• [Work required] Reproduce every entry that follows word for word, but omit the images.

• [Record excerpts]
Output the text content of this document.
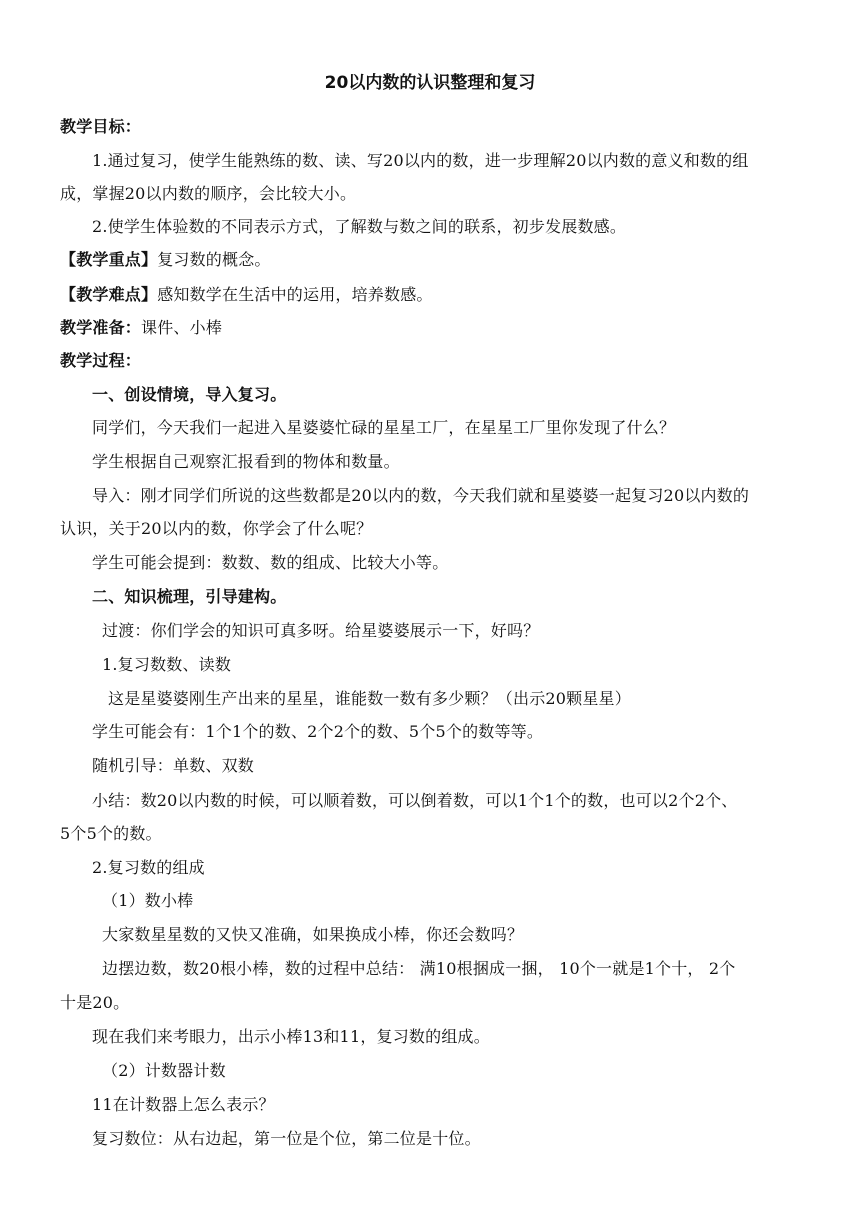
20以内数的认识整理和复习
教学目标：
1.通过复习，使学生能熟练的数、读、写20以内的数，进一步理解20以内数的意义和数的组
成，掌握20以内数的顺序，会比较大小。
2.使学生体验数的不同表示方式，了解数与数之间的联系，初步发展数感。
【教学重点】复习数的概念。
【教学难点】感知数学在生活中的运用，培养数感。
教学准备：课件、小棒
教学过程：
一、创设情境，导入复习。
同学们，今天我们一起进入星婆婆忙碌的星星工厂，在星星工厂里你发现了什么？
学生根据自己观察汇报看到的物体和数量。
导入：刚才同学们所说的这些数都是20以内的数，今天我们就和星婆婆一起复习20以内数的
认识，关于20以内的数，你学会了什么呢？
学生可能会提到：数数、数的组成、比较大小等。
二、知识梳理，引导建构。
过渡：你们学会的知识可真多呀。给星婆婆展示一下，好吗？
1.复习数数、读数
这是星婆婆刚生产出来的星星，谁能数一数有多少颗？（出示20颗星星）
学生可能会有：1个1个的数、2个2个的数、5个5个的数等等。
随机引导：单数、双数
小结：数20以内数的时候，可以顺着数，可以倒着数，可以1个1个的数，也可以2个2个、
5个5个的数。
2.复习数的组成
（1）数小棒
大家数星星数的又快又准确，如果换成小棒，你还会数吗？
边摆边数，数20根小棒，数的过程中总结： 满10根捆成一捆， 10个一就是1个十， 2个
十是20。
现在我们来考眼力，出示小棒13和11，复习数的组成。
（2）计数器计数
11在计数器上怎么表示？
复习数位：从右边起，第一位是个位，第二位是十位。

• [Answer to this task]
Output the text content of this document.
20以内数的认识整理和复习
教学目标：
1.通过复习，使学生能熟练的数、读、写20以内的数，进一步理解20以内数的意义和数的组
成，掌握20以内数的顺序，会比较大小。
2.使学生体验数的不同表示方式，了解数与数之间的联系，初步发展数感。
【教学重点】复习数的概念。
【教学难点】感知数学在生活中的运用，培养数感。
教学准备：课件、小棒
教学过程：
一、创设情境，导入复习。
同学们，今天我们一起进入星婆婆忙碌的星星工厂，在星星工厂里你发现了什么？
学生根据自己观察汇报看到的物体和数量。
导入：刚才同学们所说的这些数都是20以内的数，今天我们就和星婆婆一起复习20以内数的
认识，关于20以内的数，你学会了什么呢？
学生可能会提到：数数、数的组成、比较大小等。
二、知识梳理，引导建构。
过渡：你们学会的知识可真多呀。给星婆婆展示一下，好吗？
1.复习数数、读数
这是星婆婆刚生产出来的星星，谁能数一数有多少颗？（出示20颗星星）
学生可能会有：1个1个的数、2个2个的数、5个5个的数等等。
随机引导：单数、双数
小结：数20以内数的时候，可以顺着数，可以倒着数，可以1个1个的数，也可以2个2个、
5个5个的数。
2.复习数的组成
（1）数小棒
大家数星星数的又快又准确，如果换成小棒，你还会数吗？
边摆边数，数20根小棒，数的过程中总结： 满10根捆成一捆， 10个一就是1个十， 2个
十是20。
现在我们来考眼力，出示小棒13和11，复习数的组成。
（2）计数器计数
11在计数器上怎么表示？
复习数位：从右边起，第一位是个位，第二位是十位。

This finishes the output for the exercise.